__EXCERPT PROVIDED__:
--------------------
To the west were Britain and America, rocked, reeling and wrecked after 35 years of relentless neoliberalism, the market reaching into, pushed into, every social crack and crevasse, growing until it busted them wide open. Having had their way since the collapse of political socialism in the 1970s, the Thatcherites/Reaganites/neoliberals/the Anglosphere right had produced societies and economies evacuated of real production of the necessities of modern life, degraded the social state that satisfied collective needs, deformed the public culture into one of atomisation and nihilism, and answered the crying need for common life and purpose with imperial wars abroad and a surveillance state at home.
To the south, Germany was both a functioning society, a dank meme—guilt-trip Holocaust memorials mixed with mega-brothel sex-slavery warehouses—and an imperial sadist, running the EU as an underdeveloped hinterland and market for industrial goods, creating mayhem in the whole European south. Denmark was sane and serene. Wonderful, wonderful Copenhagen was an extension of the Tivoli gardens, a city whose character and style changed from block to block, streets of little eighteenth-century shops and then a series of vaulting arches, then a hypermodern infill, then a Victorian barracks, and on and on. Little cafés and restaurants everywhere, arty-window-dressed design stores, the lapping sea, the countryside only a kilometre or two out. The social state survived, as did the weird little hippie enclave of Christiania, and the world was becoming entranced by the notion of hygge, the distinct Danish mix of cosiness without kitsch. What more was there to say about Denmark save that it had been the wellspring of the new hard-right in Europe, and the party in question—the DPP, Danish People’s Party (Dansk Folkeparti)—was now in its second term of government and entrenched into the political system?
--------------------
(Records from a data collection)
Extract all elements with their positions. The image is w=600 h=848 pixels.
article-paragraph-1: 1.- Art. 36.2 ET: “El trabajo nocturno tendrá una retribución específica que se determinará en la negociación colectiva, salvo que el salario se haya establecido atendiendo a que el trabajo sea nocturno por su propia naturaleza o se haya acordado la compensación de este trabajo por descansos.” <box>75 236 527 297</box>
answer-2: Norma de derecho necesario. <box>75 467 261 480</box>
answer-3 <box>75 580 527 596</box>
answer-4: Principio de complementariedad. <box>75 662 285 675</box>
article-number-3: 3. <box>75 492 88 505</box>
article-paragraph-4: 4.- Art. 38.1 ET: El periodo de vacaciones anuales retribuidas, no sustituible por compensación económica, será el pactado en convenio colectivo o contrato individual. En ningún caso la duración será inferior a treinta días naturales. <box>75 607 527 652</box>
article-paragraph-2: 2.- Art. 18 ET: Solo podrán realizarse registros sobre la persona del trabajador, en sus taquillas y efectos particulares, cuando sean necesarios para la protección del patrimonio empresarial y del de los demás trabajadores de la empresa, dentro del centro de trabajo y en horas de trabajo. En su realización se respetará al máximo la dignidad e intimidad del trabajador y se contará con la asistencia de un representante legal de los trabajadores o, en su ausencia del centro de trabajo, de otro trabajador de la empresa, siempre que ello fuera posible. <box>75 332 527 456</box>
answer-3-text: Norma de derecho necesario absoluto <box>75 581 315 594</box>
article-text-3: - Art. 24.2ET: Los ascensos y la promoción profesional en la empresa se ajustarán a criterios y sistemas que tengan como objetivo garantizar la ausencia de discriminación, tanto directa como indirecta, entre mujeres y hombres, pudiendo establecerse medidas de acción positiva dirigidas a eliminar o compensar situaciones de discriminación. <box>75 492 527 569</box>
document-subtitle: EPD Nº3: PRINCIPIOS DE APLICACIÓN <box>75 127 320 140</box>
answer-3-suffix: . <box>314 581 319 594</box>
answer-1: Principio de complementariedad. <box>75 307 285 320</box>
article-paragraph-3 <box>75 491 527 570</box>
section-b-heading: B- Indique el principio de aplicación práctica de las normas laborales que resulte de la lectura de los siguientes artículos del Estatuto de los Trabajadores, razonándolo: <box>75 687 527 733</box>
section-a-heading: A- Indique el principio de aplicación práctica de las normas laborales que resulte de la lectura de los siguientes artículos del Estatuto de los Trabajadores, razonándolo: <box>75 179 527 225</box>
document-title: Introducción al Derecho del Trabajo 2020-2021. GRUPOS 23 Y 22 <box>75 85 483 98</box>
--------------------
__TASKS AND EXERCISES__:
- A) Can you render this sentence from the essay excerpt on Denmark into Spanish: "The social state survived, as did the weird little hippie enclave of Christiania, and the world was becoming entranced by the notion of hygge, the distinct Danish mix of cosiness without kitsch."?
- B) Could you write the next paragraph of the essay excerpt on Denmark and the European hard right, picking up after its final sentence?

__ANSWERS FOR THE TASKS__:
- A) El Estado social sobrevivió, al igual que el pequeño y extraño enclave hippie de Christiania, y el mundo empezaba a quedar cautivado por la noción de hygge, la peculiar mezcla danesa de comodidad acogedora sin kitsch.

- B)
• • •
‘Hello—it’s the fascist’. Mikkel swaggers in to the primary coloured, angular café, rolling his ample belly between the neat tables and the neat people. It’s morning and we’re meeting in something of an alt-district, insofar as there is any part of the city that isn’t an alt-district, and Ronnie is off photographing doorframes on her iPhone, which she does with great skill. I could say they symbolise god knows what and play the anti-intellectual, but I know exactly what it’s all about. In the meantime, I’m meeting an old acquaintance, someone I met a decade ago, when researching the mercurial Russian-German revolutionary Alexander Helphand-Parvus, who, from his Copenhagen base, arranged for the sealed train that delivered Lenin and the Bolsheviks from Switzerland to St Petersburg in April 1917, and to power six months later.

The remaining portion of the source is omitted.